### What is required
Please work out how many lines in the material contain "Liquidity" and give only that figure.
* start Items *
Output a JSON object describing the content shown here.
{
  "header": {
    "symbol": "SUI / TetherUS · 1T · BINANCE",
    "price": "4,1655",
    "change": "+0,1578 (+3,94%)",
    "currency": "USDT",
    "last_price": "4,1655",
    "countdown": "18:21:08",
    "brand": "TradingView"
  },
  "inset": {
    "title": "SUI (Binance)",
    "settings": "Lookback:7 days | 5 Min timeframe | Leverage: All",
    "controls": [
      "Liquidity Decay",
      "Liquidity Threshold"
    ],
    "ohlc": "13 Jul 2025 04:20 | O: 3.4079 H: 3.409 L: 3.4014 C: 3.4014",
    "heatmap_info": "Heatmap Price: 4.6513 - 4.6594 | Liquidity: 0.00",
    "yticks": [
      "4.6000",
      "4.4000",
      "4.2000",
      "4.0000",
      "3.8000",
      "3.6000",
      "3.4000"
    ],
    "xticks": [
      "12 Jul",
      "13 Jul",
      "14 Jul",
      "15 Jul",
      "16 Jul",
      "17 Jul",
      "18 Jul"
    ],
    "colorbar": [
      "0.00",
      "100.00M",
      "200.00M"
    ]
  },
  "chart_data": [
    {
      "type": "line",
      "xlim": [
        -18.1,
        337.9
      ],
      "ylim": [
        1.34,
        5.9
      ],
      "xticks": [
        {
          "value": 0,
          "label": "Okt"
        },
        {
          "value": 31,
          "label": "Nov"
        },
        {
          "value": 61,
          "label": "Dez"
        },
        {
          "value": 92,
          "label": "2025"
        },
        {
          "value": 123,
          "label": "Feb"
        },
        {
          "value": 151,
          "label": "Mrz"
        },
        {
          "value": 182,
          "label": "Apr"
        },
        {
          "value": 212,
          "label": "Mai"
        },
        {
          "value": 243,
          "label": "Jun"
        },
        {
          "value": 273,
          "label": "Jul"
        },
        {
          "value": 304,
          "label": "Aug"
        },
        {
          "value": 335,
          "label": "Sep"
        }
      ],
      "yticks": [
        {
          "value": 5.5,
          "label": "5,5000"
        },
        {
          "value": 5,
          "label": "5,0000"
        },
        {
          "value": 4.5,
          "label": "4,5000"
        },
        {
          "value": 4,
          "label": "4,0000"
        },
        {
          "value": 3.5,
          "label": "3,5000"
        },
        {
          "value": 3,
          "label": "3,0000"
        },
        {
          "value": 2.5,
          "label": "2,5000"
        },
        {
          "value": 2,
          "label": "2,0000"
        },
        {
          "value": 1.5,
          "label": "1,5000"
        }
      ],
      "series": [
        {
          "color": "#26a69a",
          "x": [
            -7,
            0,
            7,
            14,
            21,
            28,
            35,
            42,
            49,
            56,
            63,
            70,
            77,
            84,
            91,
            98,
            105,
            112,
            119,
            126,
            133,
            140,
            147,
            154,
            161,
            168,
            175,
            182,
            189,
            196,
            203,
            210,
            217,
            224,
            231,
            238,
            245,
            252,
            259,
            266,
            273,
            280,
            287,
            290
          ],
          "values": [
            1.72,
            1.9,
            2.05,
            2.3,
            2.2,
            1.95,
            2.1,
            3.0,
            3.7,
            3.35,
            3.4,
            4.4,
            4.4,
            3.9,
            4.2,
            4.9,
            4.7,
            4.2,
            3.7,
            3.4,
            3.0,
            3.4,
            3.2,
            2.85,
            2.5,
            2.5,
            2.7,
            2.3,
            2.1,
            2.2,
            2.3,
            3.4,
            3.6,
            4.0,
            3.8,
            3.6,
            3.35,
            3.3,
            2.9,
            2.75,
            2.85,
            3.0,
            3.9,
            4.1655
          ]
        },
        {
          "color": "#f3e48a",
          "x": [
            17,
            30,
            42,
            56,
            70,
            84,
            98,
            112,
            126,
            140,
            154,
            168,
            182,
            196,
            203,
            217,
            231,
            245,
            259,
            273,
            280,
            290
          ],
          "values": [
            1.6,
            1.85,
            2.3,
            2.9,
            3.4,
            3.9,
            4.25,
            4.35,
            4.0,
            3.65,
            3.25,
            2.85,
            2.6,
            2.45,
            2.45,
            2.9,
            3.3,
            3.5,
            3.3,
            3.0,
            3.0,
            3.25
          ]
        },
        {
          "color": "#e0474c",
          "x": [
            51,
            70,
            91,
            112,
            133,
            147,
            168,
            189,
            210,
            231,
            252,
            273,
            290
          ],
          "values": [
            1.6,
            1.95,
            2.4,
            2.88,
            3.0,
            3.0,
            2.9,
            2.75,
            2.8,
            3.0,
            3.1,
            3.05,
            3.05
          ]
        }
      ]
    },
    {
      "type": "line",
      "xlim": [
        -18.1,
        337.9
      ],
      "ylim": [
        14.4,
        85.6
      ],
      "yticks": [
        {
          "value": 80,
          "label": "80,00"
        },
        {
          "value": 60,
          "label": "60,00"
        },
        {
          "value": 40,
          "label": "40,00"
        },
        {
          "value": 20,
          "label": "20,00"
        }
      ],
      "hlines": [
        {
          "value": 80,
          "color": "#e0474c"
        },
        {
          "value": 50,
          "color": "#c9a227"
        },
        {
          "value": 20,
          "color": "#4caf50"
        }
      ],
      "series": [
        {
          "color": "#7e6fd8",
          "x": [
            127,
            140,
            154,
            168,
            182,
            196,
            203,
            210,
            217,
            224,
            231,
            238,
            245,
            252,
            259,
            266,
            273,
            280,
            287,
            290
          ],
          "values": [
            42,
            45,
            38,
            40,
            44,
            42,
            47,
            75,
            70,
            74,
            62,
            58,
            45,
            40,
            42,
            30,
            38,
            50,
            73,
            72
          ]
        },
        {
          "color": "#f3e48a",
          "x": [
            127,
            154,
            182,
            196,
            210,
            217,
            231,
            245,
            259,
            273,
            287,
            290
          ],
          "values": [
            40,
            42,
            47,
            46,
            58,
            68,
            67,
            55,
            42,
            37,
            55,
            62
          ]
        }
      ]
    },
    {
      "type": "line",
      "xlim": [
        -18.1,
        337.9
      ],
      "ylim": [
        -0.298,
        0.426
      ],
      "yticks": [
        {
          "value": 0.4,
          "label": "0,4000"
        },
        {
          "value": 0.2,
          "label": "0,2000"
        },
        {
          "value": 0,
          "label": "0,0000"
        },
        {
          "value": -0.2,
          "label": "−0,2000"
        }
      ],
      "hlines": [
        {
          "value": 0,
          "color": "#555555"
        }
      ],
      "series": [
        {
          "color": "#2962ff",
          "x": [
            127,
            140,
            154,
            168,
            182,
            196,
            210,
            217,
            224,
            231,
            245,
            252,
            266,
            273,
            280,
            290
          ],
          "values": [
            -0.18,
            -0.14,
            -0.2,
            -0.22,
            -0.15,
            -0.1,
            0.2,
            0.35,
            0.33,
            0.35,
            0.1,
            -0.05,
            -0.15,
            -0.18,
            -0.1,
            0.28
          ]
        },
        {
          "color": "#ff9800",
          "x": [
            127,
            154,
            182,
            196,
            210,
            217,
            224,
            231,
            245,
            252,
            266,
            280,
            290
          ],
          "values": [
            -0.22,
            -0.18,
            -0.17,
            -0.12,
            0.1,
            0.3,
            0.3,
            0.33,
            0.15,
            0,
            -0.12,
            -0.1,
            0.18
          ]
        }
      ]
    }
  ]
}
* end Items *
### Solution for this task
3